TASK TO CARRY OUT
Look for the word "screenshot" in the entries below, then copy every line that has it.

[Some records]
● ● ● ● ●
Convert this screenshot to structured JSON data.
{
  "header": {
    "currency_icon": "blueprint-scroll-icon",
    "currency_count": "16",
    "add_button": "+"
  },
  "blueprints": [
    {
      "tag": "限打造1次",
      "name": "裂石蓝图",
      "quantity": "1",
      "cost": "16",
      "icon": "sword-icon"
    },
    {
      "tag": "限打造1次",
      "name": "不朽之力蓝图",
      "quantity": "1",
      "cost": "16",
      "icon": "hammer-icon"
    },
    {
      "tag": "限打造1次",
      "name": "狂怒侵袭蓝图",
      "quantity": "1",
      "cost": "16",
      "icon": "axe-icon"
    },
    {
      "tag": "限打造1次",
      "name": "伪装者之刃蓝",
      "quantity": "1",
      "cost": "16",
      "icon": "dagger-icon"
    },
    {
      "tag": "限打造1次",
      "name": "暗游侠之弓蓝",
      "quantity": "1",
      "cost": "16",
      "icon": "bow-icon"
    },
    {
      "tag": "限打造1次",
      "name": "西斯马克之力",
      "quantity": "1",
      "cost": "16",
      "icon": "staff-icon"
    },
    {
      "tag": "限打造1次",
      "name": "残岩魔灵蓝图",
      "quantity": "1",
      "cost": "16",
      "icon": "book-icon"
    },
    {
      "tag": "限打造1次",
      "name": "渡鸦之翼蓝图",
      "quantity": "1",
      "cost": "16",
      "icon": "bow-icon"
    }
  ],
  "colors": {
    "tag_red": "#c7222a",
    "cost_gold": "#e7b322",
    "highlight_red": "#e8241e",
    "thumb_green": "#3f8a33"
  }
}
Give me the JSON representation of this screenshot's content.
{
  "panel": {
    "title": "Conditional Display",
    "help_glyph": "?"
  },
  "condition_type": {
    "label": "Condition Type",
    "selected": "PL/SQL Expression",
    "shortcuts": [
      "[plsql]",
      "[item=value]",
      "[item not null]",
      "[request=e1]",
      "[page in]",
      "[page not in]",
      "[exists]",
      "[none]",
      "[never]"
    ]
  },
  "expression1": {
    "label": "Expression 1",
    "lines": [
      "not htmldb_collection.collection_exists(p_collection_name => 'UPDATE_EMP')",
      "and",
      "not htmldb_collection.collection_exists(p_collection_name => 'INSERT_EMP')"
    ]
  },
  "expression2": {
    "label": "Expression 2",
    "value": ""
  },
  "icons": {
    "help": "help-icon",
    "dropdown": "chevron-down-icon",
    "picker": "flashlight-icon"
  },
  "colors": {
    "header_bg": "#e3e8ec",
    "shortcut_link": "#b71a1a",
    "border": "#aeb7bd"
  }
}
● ● ● ● ●
OUTPUT BELOW
Convert this screenshot to structured JSON data.
Give me the JSON representation of this screenshot's content.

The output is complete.